(Beginning of SELECTED TEXT)

The Diocese of Minas (Dioecesis Fodinensis) is a former Latin Church ecclesiastical territory or diocese of the Catholic Church in Uruguay. When the final bishop of the diocese, Jaime Rafael Fuentes, retired in 2020, the Diocese of Minas was united with the Diocese of Maldonado-Punta del Este to form the Diocese of Maldonado-Punta del Este-Minas.

==History==
The diocese was erected in 1960, and was a suffragan diocese in the ecclesiastical province of the metropolitan Archdiocese of Montevideo. This diocese coved the department of Lavalleja and northern portions of the departments of Rocha and Maldonado. Its cathedra was in the Cathedral of Minas.

The final bishop was Jaime Rafael Fuentes, who was appointed in 2010.

(End of SELECTED TEXT)
(Beginning of DATA UNDER STUDY)

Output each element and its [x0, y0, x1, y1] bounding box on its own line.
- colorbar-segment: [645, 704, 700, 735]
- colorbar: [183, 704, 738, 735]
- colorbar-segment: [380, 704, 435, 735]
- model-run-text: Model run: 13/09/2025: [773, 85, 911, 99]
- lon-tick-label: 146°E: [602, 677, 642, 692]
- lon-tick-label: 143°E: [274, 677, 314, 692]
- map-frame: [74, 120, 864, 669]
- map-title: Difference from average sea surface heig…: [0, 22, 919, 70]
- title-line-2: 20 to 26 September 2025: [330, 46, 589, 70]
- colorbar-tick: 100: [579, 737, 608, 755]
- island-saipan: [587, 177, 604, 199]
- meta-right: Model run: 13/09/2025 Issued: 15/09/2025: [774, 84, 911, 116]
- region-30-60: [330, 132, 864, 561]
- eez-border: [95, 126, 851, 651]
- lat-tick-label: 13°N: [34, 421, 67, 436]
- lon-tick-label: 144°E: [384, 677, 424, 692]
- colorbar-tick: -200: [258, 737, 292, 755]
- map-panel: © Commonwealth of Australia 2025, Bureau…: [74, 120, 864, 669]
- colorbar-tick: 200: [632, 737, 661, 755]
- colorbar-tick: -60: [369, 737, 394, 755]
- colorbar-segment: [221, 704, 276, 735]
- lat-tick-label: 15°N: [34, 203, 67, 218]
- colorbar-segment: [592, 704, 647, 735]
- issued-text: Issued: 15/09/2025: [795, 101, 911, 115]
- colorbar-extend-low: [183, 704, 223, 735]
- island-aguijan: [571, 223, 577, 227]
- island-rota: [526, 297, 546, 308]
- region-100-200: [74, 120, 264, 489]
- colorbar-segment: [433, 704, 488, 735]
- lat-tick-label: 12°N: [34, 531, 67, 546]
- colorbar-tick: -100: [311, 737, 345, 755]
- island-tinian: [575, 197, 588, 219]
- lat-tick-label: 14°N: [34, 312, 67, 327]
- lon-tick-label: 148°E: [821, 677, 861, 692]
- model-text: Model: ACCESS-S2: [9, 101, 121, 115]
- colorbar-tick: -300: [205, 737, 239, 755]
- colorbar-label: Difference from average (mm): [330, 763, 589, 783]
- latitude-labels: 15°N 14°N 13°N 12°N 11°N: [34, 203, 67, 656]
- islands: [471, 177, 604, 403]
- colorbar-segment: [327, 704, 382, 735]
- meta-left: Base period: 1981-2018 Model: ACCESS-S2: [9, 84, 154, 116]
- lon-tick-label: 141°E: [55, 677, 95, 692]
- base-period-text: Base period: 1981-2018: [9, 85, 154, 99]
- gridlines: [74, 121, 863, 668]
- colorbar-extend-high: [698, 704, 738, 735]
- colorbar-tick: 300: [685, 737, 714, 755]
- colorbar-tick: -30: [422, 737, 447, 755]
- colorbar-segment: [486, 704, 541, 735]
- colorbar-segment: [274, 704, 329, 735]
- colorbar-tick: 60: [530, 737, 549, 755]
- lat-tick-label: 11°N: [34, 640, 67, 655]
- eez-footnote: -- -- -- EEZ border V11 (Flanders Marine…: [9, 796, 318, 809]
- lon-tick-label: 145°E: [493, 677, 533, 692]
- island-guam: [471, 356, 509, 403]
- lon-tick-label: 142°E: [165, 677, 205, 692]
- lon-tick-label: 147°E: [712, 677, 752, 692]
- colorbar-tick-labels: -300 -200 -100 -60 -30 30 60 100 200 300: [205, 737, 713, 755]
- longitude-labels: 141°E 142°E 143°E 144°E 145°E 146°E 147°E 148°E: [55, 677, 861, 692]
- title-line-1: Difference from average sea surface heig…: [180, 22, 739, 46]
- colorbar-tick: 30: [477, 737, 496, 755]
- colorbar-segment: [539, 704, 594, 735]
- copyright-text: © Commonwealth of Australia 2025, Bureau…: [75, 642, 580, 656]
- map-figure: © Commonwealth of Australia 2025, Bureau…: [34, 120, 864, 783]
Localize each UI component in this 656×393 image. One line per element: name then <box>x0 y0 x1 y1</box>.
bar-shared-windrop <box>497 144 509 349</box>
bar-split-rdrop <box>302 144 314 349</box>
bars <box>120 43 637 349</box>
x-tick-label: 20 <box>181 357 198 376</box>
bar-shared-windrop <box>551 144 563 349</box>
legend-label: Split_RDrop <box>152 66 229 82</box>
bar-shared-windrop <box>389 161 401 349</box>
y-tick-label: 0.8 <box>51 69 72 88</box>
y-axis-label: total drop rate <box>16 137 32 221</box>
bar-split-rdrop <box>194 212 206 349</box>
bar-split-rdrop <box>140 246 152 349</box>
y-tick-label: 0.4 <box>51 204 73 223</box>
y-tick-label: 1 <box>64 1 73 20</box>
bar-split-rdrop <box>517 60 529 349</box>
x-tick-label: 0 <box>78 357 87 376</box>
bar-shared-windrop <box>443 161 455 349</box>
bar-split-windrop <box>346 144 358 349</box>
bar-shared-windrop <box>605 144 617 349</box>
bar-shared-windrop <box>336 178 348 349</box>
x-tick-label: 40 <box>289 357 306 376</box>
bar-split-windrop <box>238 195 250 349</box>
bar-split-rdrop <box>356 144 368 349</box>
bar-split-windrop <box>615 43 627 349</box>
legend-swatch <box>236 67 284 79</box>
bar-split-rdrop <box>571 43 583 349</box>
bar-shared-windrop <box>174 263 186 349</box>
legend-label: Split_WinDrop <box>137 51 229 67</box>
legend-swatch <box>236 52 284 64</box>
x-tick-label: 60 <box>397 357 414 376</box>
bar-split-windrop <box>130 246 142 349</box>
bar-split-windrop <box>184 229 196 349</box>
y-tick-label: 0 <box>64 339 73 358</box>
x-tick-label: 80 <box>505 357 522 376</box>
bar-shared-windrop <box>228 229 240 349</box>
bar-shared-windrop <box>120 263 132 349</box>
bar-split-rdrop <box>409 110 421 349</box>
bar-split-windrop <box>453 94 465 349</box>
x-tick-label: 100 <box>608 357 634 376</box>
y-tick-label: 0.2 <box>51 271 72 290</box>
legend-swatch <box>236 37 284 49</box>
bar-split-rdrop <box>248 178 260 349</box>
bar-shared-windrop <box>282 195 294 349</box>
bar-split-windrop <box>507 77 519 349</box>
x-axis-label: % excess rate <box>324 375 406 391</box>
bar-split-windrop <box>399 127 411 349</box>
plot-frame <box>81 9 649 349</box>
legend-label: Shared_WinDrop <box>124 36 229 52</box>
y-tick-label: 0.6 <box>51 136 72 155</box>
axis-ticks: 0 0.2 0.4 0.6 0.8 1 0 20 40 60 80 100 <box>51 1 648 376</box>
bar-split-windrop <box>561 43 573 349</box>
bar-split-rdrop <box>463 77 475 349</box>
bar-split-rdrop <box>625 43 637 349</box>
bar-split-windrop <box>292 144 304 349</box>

(End of DATA UNDER STUDY)

PROBLEM 1:
In the text about the Diocese of Minas, in what year was the diocese erected?
PROBLEM 2:
Render this sentence from the Diocese of Minas text in Spanish: "The final bishop was Jaime Rafael Fuentes, who was appointed in 2010."
PROBLEM 3:
Extend the text about the Diocese of Minas from its last sentence.

ANSWER BOX 1:
1960

ANSWER BOX 2:
El último obispo fue Jaime Rafael Fuentes, quien fue nombrado en 2010.

ANSWER BOX 3:
==Bishops==
===Ordinaries===
- José Maria Cavallero † (9 Jul 1960 appointed – 29 May 1963 died)
- Edmondo Quaglia Martínez † (29 May 1964 appointed – 12 Jul 1976 died)
- Carlos Arturo Mullín Nocetti, S.J. † (3 Nov 1977 Appointed – 17 Mar 1985 Died)
- Victor Gil Lechoza † (9 Nov 1985 appointed – 21 Jun 2001 died)
- Rodolfo Wirz, as Apostolic administrator (June 2001 – March 2004)
- Francisco Domingo Barbosa Da Silveira † (6 Mar 2004 appointed – 1 Jul 2009 resigned)
- Rodolfo Wirz, as Apostolic administrator (July 2009 – October 2010)
- Jaime Rafael Fuentes (16 Oct 2010 appointed – 2 Mar 2020 retired)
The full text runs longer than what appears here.